→ PROBLEM DESCRIPTION
From the entries below, please gather each line containing the string "JSON".

◆ ◆ ◆ ◆ ◆

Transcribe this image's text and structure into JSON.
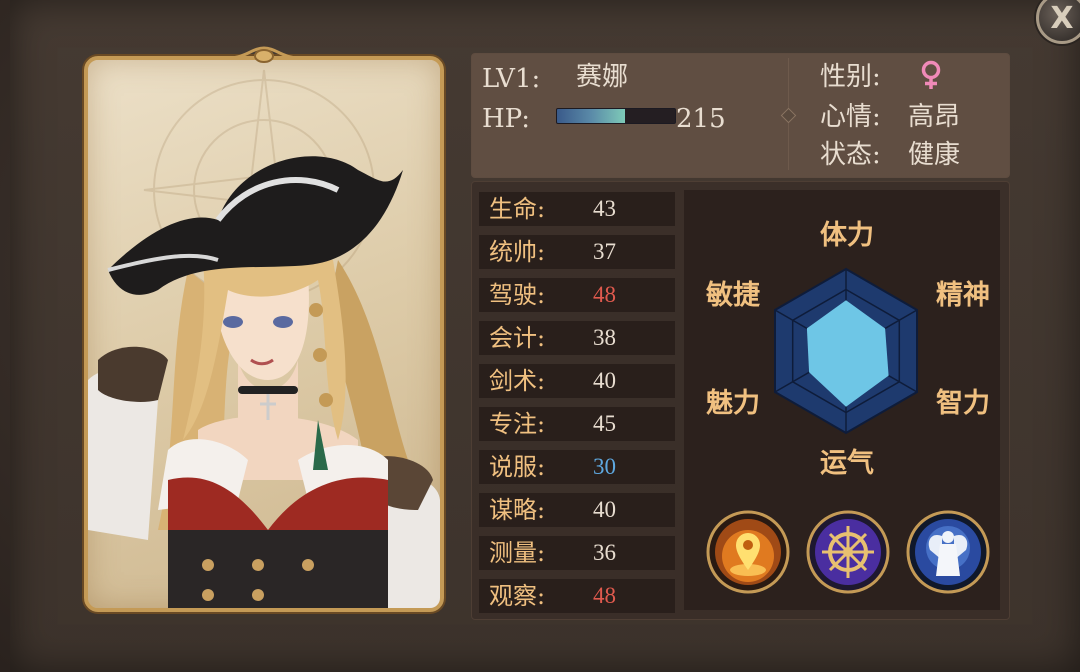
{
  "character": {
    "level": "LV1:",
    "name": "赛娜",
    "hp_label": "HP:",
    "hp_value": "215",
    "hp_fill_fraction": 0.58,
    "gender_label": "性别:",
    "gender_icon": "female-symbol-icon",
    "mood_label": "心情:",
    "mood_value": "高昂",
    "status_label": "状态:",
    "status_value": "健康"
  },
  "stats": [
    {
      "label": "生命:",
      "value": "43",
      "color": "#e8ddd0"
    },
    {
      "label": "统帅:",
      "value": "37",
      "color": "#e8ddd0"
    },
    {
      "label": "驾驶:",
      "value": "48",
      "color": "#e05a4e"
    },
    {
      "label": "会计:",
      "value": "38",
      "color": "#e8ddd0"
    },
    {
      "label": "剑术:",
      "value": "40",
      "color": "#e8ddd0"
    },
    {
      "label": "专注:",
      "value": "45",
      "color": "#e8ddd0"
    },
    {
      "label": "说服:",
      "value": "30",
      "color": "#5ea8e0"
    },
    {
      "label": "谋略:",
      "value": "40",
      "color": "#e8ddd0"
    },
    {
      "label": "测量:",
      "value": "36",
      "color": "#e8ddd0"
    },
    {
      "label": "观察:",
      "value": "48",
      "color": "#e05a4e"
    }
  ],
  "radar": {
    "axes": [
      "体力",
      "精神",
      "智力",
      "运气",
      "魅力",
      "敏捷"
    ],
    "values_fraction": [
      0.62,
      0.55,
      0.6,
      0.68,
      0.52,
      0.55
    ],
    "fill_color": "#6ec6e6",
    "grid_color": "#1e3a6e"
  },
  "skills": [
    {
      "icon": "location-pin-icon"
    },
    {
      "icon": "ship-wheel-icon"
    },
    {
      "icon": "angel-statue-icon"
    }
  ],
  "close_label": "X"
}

◆ ◆ ◆ ◆ ◆

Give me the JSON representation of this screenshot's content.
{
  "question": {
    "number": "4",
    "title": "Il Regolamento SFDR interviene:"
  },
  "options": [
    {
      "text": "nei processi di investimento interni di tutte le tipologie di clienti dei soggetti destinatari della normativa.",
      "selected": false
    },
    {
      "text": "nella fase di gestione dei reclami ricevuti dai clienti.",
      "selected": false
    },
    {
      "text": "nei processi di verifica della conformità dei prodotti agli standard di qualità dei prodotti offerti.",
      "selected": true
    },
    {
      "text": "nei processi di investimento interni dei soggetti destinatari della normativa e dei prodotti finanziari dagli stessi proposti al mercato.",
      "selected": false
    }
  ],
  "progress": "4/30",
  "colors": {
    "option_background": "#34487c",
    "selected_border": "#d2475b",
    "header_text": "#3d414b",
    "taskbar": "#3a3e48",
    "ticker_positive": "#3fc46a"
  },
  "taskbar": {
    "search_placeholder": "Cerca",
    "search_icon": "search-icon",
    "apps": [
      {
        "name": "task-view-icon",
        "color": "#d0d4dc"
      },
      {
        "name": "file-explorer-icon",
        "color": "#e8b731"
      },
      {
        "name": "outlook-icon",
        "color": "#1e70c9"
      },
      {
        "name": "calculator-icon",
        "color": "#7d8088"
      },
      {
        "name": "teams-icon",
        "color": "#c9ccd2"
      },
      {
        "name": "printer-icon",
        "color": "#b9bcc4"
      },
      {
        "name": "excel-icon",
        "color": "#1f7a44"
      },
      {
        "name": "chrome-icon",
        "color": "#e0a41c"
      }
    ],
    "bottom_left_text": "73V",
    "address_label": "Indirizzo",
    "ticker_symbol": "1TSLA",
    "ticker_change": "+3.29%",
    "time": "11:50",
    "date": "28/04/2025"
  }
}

◆ ◆ ◆ ◆ ◆

→ TASK RESPONSE
Transcribe this image's text and structure into JSON.
Give me the JSON representation of this screenshot's content.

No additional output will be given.